[Records contained in a dataset]
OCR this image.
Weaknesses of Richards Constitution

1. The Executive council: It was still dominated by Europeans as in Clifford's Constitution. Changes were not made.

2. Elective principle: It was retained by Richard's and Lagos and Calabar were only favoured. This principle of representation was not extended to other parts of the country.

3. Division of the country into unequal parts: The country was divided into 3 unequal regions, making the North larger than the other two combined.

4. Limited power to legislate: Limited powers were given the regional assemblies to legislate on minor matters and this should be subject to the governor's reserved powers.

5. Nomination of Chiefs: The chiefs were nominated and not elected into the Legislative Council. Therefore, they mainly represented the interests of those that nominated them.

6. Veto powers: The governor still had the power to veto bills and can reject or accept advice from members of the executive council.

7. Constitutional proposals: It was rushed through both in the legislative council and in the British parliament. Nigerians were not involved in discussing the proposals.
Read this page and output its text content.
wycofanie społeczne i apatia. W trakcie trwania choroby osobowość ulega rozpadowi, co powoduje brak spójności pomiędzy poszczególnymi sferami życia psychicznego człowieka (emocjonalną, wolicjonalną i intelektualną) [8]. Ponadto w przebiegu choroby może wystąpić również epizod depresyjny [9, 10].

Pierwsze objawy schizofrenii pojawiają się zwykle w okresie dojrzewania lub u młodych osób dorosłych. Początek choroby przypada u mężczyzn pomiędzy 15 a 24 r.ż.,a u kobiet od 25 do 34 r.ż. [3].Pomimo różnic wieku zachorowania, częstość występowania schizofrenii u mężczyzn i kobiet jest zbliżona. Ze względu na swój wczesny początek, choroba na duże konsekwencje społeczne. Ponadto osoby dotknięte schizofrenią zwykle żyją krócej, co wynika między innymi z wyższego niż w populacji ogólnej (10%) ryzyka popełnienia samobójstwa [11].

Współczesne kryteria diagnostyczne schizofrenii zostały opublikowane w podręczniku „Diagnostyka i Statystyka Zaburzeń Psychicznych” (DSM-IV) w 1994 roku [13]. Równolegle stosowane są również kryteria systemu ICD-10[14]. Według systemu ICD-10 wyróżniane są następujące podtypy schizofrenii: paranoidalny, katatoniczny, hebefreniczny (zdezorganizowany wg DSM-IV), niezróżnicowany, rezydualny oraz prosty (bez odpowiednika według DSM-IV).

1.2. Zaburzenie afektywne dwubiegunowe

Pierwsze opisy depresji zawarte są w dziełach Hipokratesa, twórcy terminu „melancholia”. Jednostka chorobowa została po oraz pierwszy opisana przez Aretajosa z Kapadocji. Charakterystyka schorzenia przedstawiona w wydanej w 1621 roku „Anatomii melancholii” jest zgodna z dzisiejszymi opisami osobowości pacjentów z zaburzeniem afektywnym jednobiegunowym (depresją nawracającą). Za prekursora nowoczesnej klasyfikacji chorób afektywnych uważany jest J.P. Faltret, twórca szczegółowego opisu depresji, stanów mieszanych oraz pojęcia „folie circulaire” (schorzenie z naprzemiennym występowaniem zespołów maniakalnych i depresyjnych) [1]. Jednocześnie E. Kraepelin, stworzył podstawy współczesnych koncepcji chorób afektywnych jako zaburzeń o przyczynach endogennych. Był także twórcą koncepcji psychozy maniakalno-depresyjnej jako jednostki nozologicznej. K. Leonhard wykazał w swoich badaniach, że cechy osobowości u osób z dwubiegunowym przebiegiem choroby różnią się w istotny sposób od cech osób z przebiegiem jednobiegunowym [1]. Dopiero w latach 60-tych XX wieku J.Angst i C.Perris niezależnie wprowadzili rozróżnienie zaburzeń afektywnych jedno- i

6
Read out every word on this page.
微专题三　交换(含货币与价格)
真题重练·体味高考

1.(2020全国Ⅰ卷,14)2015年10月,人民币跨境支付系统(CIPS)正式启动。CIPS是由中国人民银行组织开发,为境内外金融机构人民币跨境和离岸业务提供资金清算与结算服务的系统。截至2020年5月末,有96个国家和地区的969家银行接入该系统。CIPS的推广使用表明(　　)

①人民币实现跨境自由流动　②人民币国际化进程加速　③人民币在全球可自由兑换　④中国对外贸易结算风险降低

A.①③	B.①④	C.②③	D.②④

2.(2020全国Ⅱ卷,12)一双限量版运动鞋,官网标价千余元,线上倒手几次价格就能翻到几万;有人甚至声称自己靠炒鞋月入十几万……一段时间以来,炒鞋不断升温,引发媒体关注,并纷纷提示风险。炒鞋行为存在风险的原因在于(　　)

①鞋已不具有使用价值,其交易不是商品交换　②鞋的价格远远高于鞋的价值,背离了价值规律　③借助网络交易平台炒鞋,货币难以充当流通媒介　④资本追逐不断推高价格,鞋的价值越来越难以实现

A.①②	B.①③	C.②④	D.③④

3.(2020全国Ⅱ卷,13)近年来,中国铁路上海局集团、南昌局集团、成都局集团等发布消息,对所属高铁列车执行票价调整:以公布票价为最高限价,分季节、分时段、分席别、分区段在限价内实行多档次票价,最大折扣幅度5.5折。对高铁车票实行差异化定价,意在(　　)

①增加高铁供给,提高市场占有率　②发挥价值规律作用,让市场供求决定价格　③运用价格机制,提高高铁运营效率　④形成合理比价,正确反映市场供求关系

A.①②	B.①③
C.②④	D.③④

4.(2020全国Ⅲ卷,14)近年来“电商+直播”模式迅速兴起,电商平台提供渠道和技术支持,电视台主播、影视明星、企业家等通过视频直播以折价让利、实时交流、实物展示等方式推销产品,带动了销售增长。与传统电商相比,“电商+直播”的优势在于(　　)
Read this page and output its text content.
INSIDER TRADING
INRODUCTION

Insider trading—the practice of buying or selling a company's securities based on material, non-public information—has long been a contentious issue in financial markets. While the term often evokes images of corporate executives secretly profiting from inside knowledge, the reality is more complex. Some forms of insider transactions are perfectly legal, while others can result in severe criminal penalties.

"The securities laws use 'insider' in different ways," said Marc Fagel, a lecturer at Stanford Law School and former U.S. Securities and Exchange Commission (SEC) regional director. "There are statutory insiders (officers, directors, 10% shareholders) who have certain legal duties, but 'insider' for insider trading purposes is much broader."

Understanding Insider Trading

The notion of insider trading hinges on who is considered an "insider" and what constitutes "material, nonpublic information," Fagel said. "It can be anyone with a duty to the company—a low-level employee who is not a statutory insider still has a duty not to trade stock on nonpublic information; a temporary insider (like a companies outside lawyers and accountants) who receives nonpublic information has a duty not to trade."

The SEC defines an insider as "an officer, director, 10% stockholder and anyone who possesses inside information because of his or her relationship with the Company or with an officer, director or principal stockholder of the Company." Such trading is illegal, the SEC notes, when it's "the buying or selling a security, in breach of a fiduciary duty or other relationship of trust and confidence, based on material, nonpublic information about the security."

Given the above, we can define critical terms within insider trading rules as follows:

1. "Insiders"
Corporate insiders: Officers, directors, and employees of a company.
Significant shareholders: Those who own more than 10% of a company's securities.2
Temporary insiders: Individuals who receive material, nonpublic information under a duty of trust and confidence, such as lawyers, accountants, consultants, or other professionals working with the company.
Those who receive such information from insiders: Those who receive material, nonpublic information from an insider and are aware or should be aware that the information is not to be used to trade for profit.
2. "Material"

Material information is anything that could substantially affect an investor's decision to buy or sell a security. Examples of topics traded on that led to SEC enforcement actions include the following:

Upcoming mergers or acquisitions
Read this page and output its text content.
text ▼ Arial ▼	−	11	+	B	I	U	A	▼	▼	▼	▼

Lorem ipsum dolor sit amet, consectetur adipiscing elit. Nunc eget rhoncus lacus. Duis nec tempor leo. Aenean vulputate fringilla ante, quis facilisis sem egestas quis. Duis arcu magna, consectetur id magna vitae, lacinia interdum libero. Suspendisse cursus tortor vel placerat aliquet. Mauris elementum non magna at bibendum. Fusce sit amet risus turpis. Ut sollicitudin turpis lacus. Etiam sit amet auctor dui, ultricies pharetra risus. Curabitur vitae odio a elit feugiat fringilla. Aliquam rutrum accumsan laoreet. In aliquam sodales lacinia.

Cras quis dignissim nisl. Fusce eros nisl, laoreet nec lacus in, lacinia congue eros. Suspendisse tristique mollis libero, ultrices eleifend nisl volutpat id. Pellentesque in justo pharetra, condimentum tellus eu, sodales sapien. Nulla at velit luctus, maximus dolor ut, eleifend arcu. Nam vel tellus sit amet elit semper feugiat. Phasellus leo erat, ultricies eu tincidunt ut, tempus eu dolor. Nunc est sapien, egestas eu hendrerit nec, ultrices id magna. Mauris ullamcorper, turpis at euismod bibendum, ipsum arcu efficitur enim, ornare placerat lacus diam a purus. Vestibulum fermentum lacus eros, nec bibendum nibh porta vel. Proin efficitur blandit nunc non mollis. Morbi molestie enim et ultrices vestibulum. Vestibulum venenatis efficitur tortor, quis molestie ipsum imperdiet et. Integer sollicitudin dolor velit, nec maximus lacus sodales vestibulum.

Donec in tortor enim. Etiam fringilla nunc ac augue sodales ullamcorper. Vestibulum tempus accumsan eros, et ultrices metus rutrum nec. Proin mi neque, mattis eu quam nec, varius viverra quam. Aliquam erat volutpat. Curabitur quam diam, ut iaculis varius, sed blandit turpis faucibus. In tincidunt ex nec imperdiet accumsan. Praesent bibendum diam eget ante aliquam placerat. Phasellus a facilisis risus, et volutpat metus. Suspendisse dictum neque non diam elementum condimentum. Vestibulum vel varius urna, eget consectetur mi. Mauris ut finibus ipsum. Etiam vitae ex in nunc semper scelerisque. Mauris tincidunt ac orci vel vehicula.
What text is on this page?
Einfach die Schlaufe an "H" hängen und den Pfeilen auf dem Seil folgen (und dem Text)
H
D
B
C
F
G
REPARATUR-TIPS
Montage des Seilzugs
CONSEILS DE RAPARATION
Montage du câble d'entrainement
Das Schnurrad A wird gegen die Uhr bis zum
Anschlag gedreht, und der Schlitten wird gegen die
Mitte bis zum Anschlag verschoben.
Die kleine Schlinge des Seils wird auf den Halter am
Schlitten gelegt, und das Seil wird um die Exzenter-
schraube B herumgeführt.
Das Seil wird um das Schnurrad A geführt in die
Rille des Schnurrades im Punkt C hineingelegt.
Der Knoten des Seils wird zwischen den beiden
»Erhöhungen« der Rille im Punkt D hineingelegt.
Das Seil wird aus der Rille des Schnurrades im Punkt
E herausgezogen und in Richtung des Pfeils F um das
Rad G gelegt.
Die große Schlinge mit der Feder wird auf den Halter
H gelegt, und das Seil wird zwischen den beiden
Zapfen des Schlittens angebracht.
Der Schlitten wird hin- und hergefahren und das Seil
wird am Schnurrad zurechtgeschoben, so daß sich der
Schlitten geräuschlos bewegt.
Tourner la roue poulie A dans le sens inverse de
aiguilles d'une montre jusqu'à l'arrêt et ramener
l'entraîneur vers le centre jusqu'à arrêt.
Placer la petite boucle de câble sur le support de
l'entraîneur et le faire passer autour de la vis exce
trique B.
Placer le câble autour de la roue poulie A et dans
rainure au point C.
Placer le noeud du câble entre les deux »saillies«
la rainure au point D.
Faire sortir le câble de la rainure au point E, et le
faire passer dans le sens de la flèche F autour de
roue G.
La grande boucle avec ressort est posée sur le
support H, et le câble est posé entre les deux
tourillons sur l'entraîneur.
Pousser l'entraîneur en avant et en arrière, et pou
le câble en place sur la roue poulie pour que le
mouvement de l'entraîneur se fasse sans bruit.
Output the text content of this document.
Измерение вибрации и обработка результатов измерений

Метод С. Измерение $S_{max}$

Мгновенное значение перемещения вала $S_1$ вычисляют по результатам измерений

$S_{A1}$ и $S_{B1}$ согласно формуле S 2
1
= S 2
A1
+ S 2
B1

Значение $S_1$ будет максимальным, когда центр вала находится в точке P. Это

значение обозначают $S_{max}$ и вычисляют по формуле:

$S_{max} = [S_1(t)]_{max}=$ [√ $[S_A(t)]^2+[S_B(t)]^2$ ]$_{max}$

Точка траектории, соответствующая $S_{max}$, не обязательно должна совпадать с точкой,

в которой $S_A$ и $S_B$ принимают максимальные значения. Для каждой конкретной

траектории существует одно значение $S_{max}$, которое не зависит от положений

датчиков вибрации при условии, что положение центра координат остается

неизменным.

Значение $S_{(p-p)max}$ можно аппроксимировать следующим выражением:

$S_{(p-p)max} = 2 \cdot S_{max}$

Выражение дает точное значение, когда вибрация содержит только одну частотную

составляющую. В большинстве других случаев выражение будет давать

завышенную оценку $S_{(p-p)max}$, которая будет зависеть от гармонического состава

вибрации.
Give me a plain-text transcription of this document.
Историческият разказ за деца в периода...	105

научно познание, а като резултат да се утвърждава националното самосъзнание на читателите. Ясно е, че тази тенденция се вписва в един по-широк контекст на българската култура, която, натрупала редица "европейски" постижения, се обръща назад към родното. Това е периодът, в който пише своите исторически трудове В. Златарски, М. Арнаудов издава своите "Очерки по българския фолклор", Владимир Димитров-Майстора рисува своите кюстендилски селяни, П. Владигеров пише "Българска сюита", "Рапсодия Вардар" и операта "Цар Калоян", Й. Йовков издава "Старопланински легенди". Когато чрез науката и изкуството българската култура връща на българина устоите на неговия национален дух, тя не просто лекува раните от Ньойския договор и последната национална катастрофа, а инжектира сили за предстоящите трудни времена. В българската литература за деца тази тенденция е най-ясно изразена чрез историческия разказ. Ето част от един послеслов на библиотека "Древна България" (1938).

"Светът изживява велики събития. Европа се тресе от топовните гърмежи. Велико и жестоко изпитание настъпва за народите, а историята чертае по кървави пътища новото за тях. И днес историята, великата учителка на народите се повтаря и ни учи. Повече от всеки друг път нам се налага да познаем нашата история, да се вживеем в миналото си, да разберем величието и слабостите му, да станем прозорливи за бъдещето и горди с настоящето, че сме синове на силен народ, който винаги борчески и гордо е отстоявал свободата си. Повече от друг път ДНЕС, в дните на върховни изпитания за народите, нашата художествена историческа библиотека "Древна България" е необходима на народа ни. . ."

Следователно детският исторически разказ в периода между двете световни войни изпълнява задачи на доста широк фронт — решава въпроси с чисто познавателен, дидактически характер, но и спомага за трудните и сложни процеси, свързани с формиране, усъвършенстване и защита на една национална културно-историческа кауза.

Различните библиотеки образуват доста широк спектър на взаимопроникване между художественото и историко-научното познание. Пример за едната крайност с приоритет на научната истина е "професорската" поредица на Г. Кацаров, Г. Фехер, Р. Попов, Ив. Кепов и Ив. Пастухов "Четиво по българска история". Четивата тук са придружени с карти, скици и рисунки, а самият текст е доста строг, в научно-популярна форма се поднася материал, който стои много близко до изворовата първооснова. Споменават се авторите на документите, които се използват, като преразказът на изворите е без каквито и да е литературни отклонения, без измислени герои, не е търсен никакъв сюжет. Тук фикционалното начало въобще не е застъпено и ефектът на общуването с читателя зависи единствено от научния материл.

* [Goal of the exercise]:
Search the data above for the word "Punkt", then gather each line in which it appears.

* [Expected answer]:
Rille des Schnurrades im Punkt C hineingelegt.
»Erhöhungen« der Rille im Punkt D hineingelegt.
Das Seil wird aus der Rille des Schnurrades im Punkt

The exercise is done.